▶ [Stored rows]:

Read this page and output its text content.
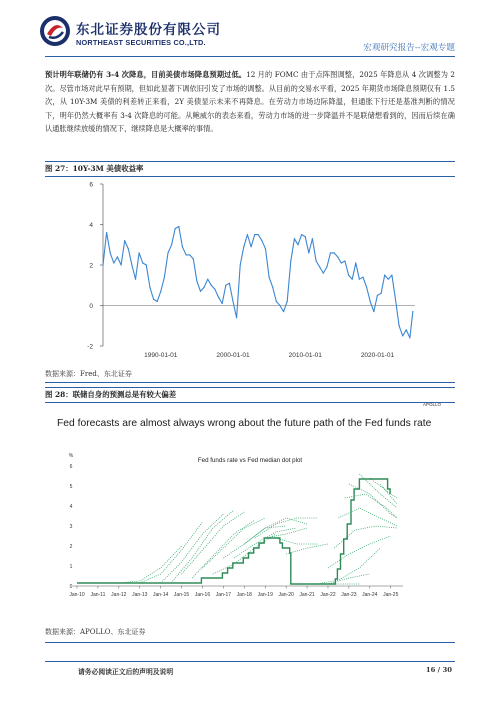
东北证券股份有限公司
NORTHEAST SECURITIES CO.,LTD.
宏观研究报告--宏观专题
预计明年联储仍有 3-4 次降息，目前美债市场降息预期过低。12 月的 FOMC 由于点阵图调整，2025 年降息从 4 次调整为 2 次。尽管市场对此早有预期，但如此显著下调依旧引发了市场的调整。从目前的交易水平看，2025 年期货市场降息预期仅有 1.5 次，从 10Y-3M 美债的利差转正来看，2Y 美债显示未来不再降息。在劳动力市场边际降温，但通胀下行还是基准判断的情况下，明年仍然大概率有 3-4 次降息的可能。从鲍威尔的表态来看，劳动力市场的进一步降温并不是联储想看到的，因而后续在确认通胀继续放缓的情况下，继续降息是大概率的事情。
图 27：10Y-3M 美债收益率
-2
0
2
4
6
1990-01-01	2000-01-01	2010-01-01	2020-01-01
数据来源：Fred、东北证券
图 28：联储自身的预测总是有较大偏差
%
0
1
2
3
4
5
6
Jan-10 Jan-11 Jan-12 Jan-13 Jan-14 Jan-15 Jan-16 Jan-17 Jan-18 Jan-19 Jan-20 Jan-21 Jan-22 Jan-23 Jan-24 Jan-25
APOLLO
Fed forecasts are almost always wrong about the future path of the Fed funds rate
Fed funds rate vs Fed median dot plot
数据来源：APOLLO、东北证券
请务必阅读正文后的声明及说明	16 / 30
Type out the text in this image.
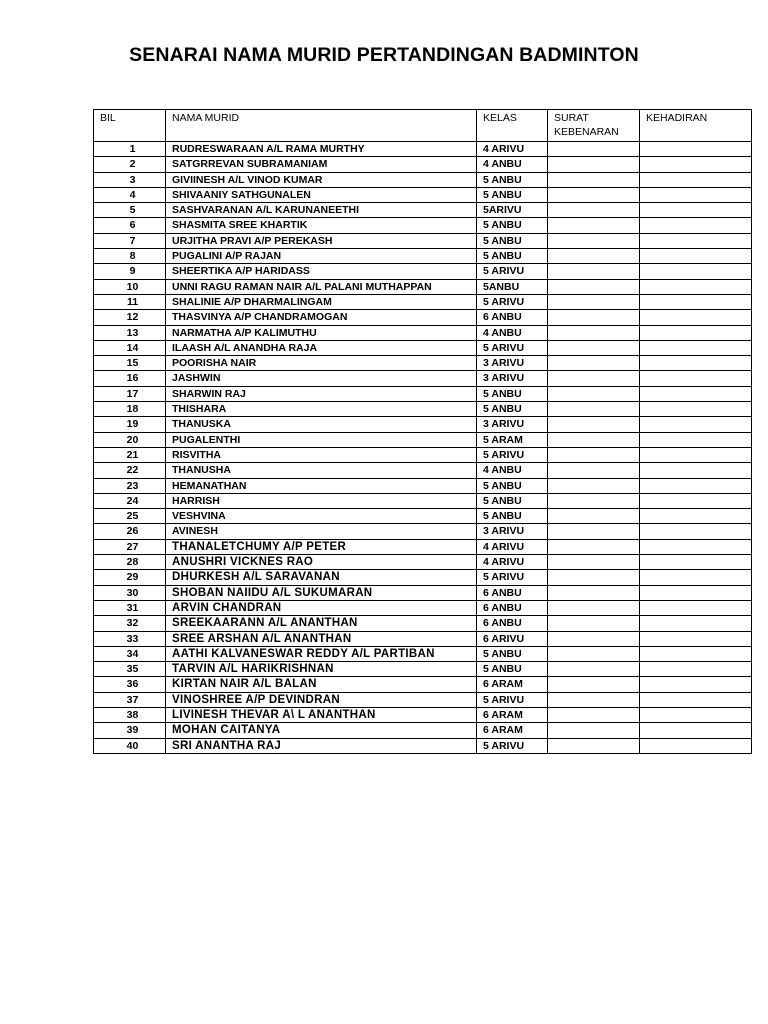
SENARAI NAMA MURID PERTANDINGAN BADMINTON
BIL	NAMA MURID	KELAS	SURAT KEBENARAN	KEHADIRAN
1	RUDRESWARAAN A/L RAMA MURTHY	4 ARIVU		
2	SATGRREVAN SUBRAMANIAM	4 ANBU		
3	GIVIINESH A/L VINOD KUMAR	5 ANBU		
4	SHIVAANIY SATHGUNALEN	5 ANBU		
5	SASHVARANAN A/L KARUNANEETHI	5ARIVU		
6	SHASMITA SREE KHARTIK	5 ANBU		
7	URJITHA PRAVI A/P PEREKASH	5 ANBU		
8	PUGALINI A/P RAJAN	5 ANBU		
9	SHEERTIKA A/P HARIDASS	5 ARIVU		
10	UNNI RAGU RAMAN NAIR A/L PALANI MUTHAPPAN	5ANBU		
11	SHALINIE A/P DHARMALINGAM	5 ARIVU		
12	THASVINYA A/P CHANDRAMOGAN	6 ANBU		
13	NARMATHA A/P KALIMUTHU	4 ANBU		
14	ILAASH A/L ANANDHA RAJA	5 ARIVU		
15	POORISHA NAIR	3 ARIVU		
16	JASHWIN	3 ARIVU		
17	SHARWIN RAJ	5 ANBU		
18	THISHARA	5 ANBU		
19	THANUSKA	3 ARIVU		
20	PUGALENTHI	5 ARAM		
21	RISVITHA	5 ARIVU		
22	THANUSHA	4 ANBU		
23	HEMANATHAN	5 ANBU		
24	HARRISH	5 ANBU		
25	VESHVINA	5 ANBU		
26	AVINESH	3 ARIVU		
27	THANALETCHUMY A/P PETER	4 ARIVU		
28	ANUSHRI VICKNES RAO	4 ARIVU		
29	DHURKESH A/L SARAVANAN	5 ARIVU		
30	SHOBAN NAIIDU A/L SUKUMARAN	6 ANBU		
31	ARVIN CHANDRAN	6 ANBU		
32	SREEKAARANN A/L ANANTHAN	6 ANBU		
33	SREE ARSHAN A/L ANANTHAN	6 ARIVU		
34	AATHI KALVANESWAR REDDY A/L PARTIBAN	5 ANBU		
35	TARVIN A/L HARIKRISHNAN	5 ANBU		
36	KIRTAN NAIR A/L BALAN	6 ARAM		
37	VINOSHREE A/P DEVINDRAN	5 ARIVU		
38	LIVINESH THEVAR A\ L ANANTHAN	6 ARAM		
39	MOHAN CAITANYA	6 ARAM		
40	SRI ANANTHA RAJ	5 ARIVU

▶ [Given exercise]: Search the listing for the word "rate". Copy every line in which it occurs.

▶ [Reply]:
Fed forecasts are almost always wrong about the future path of the Fed funds rate
Fed funds rate vs Fed median dot plot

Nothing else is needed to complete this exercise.